[Part of a data file]
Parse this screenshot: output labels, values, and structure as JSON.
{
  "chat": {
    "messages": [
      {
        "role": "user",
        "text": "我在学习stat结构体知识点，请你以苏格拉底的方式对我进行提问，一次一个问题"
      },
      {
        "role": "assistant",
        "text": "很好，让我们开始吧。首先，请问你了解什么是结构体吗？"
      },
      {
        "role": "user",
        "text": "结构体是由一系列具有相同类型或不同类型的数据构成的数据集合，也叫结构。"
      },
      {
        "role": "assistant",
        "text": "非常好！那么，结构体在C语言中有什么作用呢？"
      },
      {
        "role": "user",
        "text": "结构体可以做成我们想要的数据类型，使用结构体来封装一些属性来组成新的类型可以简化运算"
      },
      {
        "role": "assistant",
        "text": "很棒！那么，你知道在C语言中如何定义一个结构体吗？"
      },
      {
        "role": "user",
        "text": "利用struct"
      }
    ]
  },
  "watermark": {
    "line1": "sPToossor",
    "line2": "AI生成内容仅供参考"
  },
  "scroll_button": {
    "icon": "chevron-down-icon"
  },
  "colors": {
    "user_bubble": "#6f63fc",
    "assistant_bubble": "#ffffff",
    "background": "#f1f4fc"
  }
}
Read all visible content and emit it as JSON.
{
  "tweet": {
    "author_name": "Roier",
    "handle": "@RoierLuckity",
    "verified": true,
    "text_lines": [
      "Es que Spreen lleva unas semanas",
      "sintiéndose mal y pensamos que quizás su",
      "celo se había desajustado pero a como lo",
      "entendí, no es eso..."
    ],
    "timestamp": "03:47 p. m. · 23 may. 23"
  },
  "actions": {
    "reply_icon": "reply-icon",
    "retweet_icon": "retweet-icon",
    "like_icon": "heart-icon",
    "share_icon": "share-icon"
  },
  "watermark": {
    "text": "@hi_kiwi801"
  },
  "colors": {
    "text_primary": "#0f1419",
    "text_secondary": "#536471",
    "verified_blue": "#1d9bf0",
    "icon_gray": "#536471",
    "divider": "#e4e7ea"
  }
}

» Goal of the exercise: Every line above that contains the word "JSON" should be reported.

» Output:
Parse this screenshot: output labels, values, and structure as JSON.
Read all visible content and emit it as JSON.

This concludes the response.